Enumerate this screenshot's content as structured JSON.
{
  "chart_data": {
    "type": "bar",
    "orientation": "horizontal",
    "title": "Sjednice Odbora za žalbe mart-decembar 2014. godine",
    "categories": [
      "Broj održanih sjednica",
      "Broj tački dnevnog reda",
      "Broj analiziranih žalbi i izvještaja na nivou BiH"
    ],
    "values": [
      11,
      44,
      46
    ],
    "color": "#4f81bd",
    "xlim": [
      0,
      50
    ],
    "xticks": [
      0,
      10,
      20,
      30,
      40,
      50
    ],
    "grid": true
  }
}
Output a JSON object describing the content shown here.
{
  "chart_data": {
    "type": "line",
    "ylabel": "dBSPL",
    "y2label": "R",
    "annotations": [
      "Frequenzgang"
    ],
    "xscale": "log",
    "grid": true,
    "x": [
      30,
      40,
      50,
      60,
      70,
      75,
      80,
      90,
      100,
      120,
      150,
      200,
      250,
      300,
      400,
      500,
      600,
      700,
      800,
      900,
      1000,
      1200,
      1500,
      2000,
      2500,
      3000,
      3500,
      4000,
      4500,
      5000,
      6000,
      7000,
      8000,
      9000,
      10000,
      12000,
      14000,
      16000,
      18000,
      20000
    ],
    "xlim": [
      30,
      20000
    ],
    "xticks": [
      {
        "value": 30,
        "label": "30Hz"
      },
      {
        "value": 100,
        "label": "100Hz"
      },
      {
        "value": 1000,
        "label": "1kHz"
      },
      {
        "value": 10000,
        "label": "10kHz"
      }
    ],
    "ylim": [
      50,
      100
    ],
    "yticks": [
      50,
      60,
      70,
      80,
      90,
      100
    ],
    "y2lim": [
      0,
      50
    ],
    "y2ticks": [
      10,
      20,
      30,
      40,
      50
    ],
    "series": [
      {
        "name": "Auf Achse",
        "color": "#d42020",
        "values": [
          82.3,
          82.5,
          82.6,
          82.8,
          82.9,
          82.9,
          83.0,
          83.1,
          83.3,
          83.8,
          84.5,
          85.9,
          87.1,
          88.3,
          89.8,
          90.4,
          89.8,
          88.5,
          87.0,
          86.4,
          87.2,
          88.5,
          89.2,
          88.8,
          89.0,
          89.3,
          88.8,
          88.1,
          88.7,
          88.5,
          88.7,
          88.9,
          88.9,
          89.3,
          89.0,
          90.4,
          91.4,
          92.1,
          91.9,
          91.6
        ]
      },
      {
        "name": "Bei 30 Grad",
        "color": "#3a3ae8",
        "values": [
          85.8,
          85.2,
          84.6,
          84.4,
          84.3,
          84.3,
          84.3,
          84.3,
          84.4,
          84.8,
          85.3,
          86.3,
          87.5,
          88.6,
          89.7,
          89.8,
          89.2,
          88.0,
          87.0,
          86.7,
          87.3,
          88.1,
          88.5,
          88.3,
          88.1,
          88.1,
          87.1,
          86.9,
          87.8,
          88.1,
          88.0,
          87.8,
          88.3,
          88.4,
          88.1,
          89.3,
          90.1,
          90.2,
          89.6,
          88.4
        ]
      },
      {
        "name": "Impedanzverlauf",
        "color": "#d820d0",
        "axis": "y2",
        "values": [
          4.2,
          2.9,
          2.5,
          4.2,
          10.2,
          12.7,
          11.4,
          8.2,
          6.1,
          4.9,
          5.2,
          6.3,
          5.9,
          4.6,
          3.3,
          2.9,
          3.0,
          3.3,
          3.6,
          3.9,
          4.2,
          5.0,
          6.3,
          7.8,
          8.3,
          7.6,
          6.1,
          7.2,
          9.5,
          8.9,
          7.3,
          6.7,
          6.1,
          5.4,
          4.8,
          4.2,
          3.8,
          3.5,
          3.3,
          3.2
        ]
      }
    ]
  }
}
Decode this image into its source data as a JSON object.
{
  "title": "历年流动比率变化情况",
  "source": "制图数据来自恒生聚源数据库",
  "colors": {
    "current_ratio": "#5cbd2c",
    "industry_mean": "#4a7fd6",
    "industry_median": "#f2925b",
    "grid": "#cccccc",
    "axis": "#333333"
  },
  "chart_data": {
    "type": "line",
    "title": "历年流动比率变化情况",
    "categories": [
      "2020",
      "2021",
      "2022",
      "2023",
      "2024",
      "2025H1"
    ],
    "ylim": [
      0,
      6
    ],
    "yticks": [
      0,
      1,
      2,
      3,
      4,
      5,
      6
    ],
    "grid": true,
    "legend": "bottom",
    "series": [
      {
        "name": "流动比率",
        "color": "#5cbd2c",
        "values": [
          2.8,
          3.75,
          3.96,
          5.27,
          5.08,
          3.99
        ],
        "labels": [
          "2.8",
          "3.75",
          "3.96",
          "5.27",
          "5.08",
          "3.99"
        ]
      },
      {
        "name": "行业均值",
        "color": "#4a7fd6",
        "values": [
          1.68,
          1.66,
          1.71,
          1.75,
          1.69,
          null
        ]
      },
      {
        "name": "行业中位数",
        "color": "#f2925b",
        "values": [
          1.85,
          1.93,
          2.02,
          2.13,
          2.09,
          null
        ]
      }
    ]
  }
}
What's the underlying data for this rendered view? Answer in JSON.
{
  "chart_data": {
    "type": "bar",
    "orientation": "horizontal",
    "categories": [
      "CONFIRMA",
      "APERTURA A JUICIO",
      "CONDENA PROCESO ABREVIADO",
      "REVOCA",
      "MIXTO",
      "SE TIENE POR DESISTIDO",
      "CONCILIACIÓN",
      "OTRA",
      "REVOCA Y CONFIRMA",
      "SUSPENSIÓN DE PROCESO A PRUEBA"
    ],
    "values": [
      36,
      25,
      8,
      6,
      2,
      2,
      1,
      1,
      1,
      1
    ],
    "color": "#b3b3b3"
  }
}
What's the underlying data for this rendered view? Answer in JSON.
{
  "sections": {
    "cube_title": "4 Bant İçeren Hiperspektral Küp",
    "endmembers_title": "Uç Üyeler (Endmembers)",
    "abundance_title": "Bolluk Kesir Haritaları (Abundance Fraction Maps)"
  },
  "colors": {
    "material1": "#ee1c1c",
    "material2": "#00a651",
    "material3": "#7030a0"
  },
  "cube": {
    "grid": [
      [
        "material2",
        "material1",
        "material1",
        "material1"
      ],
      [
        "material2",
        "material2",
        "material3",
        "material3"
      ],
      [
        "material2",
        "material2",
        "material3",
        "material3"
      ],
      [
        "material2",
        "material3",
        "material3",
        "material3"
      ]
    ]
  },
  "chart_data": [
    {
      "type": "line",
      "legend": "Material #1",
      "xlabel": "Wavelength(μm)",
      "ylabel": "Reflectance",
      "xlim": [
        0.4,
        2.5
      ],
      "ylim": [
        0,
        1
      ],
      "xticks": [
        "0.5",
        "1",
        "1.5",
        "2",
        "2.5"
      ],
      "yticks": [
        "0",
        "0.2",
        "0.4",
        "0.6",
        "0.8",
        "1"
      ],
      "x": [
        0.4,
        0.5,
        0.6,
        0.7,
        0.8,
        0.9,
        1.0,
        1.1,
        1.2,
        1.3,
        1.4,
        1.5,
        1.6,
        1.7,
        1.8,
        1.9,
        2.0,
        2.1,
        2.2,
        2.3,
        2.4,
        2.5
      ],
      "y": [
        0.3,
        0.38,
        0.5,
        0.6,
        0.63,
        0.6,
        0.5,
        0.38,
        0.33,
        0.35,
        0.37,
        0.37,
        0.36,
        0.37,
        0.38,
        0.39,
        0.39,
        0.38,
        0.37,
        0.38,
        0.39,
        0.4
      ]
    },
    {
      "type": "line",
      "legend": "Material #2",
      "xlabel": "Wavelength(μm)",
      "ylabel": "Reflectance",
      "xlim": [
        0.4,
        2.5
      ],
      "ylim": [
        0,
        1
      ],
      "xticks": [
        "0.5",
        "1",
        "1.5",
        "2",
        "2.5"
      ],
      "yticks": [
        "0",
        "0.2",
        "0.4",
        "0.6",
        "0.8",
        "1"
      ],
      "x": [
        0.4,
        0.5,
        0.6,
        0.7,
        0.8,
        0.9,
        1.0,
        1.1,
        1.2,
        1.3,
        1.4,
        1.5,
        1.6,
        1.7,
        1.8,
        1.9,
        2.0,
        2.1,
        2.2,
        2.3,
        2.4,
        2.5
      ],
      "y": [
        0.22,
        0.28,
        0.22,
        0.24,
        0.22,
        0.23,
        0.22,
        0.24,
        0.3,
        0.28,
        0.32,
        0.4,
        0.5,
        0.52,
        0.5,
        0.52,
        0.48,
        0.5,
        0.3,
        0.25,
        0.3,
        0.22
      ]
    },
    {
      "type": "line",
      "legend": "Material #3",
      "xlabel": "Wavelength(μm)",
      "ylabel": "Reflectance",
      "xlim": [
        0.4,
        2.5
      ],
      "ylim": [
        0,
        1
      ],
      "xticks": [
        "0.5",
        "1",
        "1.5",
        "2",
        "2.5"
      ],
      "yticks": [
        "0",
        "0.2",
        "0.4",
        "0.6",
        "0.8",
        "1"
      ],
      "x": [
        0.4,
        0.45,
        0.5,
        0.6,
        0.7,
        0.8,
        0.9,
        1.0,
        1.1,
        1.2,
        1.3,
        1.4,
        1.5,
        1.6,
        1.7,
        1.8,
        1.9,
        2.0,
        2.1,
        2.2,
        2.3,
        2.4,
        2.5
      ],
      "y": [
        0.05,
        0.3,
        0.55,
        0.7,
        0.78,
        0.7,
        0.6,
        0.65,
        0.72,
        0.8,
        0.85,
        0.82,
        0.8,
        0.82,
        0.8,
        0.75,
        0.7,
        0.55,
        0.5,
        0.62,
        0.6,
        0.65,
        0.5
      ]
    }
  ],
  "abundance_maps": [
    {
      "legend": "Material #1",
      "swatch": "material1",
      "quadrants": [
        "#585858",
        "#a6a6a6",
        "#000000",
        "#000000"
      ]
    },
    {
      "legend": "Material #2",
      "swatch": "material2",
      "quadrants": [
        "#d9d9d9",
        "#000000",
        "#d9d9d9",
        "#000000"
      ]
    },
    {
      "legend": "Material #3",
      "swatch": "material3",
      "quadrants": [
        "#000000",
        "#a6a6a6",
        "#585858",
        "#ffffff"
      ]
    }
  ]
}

▬▬▬

§ **WHAT IS EXPECTED**:
Copy every line of the listing that includes the string "历年流动比率变化情况".

§ **SOLUTION TO THIS EXERCISE**:
  "title": "历年流动比率变化情况",
    "title": "历年流动比率变化情况",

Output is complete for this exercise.